▶ [EXERCISE DIRECTIONS]: Transcribe the entries below exactly; leave every image out.

▶ [ENTRIES PROVIDED]:
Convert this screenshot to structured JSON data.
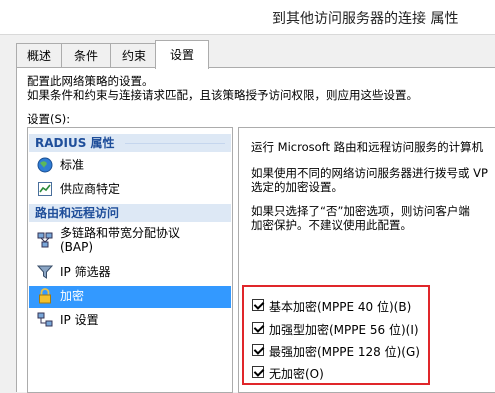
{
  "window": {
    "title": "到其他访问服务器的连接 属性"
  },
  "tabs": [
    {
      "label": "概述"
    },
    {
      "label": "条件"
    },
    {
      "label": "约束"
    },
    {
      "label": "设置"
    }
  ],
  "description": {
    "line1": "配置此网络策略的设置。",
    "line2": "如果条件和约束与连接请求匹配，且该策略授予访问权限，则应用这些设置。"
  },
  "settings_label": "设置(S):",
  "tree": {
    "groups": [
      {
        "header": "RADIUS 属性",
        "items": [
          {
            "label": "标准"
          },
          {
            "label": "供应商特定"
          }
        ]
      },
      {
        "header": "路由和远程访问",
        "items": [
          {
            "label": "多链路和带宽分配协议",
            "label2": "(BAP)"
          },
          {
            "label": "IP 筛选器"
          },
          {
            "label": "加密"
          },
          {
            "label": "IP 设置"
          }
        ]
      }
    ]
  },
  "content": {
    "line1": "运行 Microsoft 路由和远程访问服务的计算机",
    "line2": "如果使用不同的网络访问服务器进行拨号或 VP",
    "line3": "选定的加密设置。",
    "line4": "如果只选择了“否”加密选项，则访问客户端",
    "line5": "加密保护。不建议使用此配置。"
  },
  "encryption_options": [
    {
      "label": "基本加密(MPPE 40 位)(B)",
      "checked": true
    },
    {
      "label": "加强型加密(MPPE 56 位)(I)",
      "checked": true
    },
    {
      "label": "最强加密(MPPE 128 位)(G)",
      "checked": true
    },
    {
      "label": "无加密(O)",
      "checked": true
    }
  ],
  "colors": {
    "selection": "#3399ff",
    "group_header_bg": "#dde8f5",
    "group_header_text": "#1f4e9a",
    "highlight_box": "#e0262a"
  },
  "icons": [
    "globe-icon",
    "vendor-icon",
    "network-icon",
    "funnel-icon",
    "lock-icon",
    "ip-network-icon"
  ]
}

▶ [EXERCISE OUTPUT]:
Convert this screenshot to structured JSON data.
{
  "window": {
    "title": "到其他访问服务器的连接 属性"
  },
  "tabs": [
    {
      "label": "概述"
    },
    {
      "label": "条件"
    },
    {
      "label": "约束"
    },
    {
      "label": "设置"
    }
  ],
  "description": {
    "line1": "配置此网络策略的设置。",
    "line2": "如果条件和约束与连接请求匹配，且该策略授予访问权限，则应用这些设置。"
  },
  "settings_label": "设置(S):",
  "tree": {
    "groups": [
      {
        "header": "RADIUS 属性",
        "items": [
          {
            "label": "标准"
          },
          {
            "label": "供应商特定"
          }
        ]
      },
      {
        "header": "路由和远程访问",
        "items": [
          {
            "label": "多链路和带宽分配协议",
            "label2": "(BAP)"
          },
          {
            "label": "IP 筛选器"
          },
          {
            "label": "加密"
          },
          {
            "label": "IP 设置"
          }
        ]
      }
    ]
  },
  "content": {
    "line1": "运行 Microsoft 路由和远程访问服务的计算机",
    "line2": "如果使用不同的网络访问服务器进行拨号或 VP",
    "line3": "选定的加密设置。",
    "line4": "如果只选择了“否”加密选项，则访问客户端",
    "line5": "加密保护。不建议使用此配置。"
  },
  "encryption_options": [
    {
      "label": "基本加密(MPPE 40 位)(B)",
      "checked": true
    },
    {
      "label": "加强型加密(MPPE 56 位)(I)",
      "checked": true
    },
    {
      "label": "最强加密(MPPE 128 位)(G)",
      "checked": true
    },
    {
      "label": "无加密(O)",
      "checked": true
    }
  ],
  "colors": {
    "selection": "#3399ff",
    "group_header_bg": "#dde8f5",
    "group_header_text": "#1f4e9a",
    "highlight_box": "#e0262a"
  },
  "icons": [
    "globe-icon",
    "vendor-icon",
    "network-icon",
    "funnel-icon",
    "lock-icon",
    "ip-network-icon"
  ]
}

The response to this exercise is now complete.